[Kutipan Teks]
----

Site icon SIN Kalsel

Profesor Wiku: Strategi Vaksinasi Covid-19 Perlu Disesuaikan

Juru Bicara Satgas COVID-19 Wiku Adisasmito berpose usai memberikan keterangan di Kantor Presiden, Jakarta, Selasa (21/7/2020). Pemerintah resmi menunjuk Wiku Adisasmito menjadi juru bicara pemerintah menggantikan Achmad Yurianto.

Jakarta – Profesor Wiku Adisasmito, Juru Bicara Gugus Tugas (Satgas) Covid-19, mendorong perlunya penyesuaian strategi vaksinasi Covid-19. Dalam hal ini, mempercepat pendistribusian dosis vaksin terlengkap untuk mencapai kekebalan yang optimal.

“Saat ini, tugas kita bukan sekadar memastikan diri sendiri sudah divaksinasi lengkap, namun juga orang di sekitar kita. Karena tujuan utama kita adalah membentuk kekebalan kolektif bukan individual,”ujar Wiku dalam keterangan tertulis, Jumat (12/8/2022).

Wiku menuturkan, Kementerian Kesehatan (Kemenkes) telah mengumumkan hasil sero survei ketiga yang dilakukan secara nasional pada 100 kabupaten/kota terpilih yang sama dengan sampel untuk sero survei yang dilakukan akhir tahun lalu.

----

[Catatan yang Disediakan]
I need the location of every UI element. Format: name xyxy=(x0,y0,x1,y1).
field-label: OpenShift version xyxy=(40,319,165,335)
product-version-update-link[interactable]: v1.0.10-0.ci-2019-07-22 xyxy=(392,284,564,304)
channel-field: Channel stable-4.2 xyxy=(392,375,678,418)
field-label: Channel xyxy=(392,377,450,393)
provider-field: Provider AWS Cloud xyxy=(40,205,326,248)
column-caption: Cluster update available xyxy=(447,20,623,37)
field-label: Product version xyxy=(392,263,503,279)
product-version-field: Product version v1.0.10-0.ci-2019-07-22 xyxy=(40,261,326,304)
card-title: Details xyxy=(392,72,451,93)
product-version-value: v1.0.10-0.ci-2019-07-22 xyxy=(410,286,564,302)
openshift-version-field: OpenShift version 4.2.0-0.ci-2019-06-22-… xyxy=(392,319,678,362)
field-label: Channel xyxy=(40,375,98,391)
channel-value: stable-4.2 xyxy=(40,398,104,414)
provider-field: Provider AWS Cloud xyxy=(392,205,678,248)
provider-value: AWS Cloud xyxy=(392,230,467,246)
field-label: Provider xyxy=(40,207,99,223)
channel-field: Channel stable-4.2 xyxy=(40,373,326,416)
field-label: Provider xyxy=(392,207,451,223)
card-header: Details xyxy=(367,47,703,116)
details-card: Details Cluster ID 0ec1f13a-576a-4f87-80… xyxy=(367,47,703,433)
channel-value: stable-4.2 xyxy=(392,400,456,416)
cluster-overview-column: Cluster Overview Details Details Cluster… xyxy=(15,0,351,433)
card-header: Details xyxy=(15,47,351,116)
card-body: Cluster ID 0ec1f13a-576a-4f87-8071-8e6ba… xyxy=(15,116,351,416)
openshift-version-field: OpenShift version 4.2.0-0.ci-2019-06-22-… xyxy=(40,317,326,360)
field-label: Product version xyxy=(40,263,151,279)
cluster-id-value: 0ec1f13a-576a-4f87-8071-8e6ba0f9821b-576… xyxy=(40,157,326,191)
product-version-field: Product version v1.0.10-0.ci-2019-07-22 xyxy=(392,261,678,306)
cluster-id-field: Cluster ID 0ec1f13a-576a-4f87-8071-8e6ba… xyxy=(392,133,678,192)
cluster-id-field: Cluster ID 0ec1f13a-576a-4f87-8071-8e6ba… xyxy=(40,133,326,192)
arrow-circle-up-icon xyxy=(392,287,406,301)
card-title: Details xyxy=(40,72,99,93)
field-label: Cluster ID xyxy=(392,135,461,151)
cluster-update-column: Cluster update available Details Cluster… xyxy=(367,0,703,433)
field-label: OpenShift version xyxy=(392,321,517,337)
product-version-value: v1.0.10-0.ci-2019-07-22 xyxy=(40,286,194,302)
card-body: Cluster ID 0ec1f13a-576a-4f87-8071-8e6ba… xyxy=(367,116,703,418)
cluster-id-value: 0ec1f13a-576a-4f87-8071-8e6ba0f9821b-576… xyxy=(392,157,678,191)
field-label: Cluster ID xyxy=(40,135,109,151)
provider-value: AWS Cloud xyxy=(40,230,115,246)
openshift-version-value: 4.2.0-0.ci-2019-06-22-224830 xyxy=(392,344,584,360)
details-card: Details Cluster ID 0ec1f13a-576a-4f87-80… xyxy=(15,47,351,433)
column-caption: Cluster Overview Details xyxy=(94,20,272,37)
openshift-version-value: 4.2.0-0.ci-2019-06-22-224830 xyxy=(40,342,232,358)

----

[Tugas Latihan]
a: Mohon tentukan apakah setiap pernyataan berikut sesuai dengan kutipan tentang vaksinasi Covid-19. Jawab ya atau tidak, lalu kutip kata-kata penentunya dari kutipan itu.
(i) Wiku menyebut tujuan utama vaksinasi adalah membentuk kekebalan individual.
(ii) Sero survei ketiga dilakukan pada 100 kabupaten/kota terpilih.
(iii) Hasil sero survei ketiga diumumkan oleh Satgas Covid-19.
b: Tulis ulang bagian kutipan tentang vaksinasi Covid-19 mulai dari "Jakarta – Profesor" sampai "akhir tahun lalu.", dan ganti "sero survei" dengan "survei serologi".

[Jawaban Tertulis]
a:
(i) Tidak: "tujuan utama kita adalah membentuk kekebalan kolektif bukan individual"
(ii) Ya: "pada 100 kabupaten/kota terpilih"
(iii) Tidak: "Kementerian Kesehatan (Kemenkes) telah mengumumkan hasil sero survei ketiga"

b:
Jakarta – Profesor Wiku Adisasmito, Juru Bicara Gugus Tugas (Satgas) Covid-19, mendorong perlunya penyesuaian strategi vaksinasi Covid-19. Dalam hal ini, mempercepat pendistribusian dosis vaksin terlengkap untuk mencapai kekebalan yang optimal.

“Saat ini, tugas kita bukan sekadar memastikan diri sendiri sudah divaksinasi lengkap, namun juga orang di sekitar kita. Karena tujuan utama kita adalah membentuk kekebalan kolektif bukan individual,”ujar Wiku dalam keterangan tertulis, Jumat (12/8/2022).

Wiku menuturkan, Kementerian Kesehatan (Kemenkes) telah mengumumkan hasil survei serologi ketiga yang dilakukan secara nasional pada 100 kabupaten/kota terpilih yang sama dengan sampel untuk survei serologi yang dilakukan akhir tahun lalu.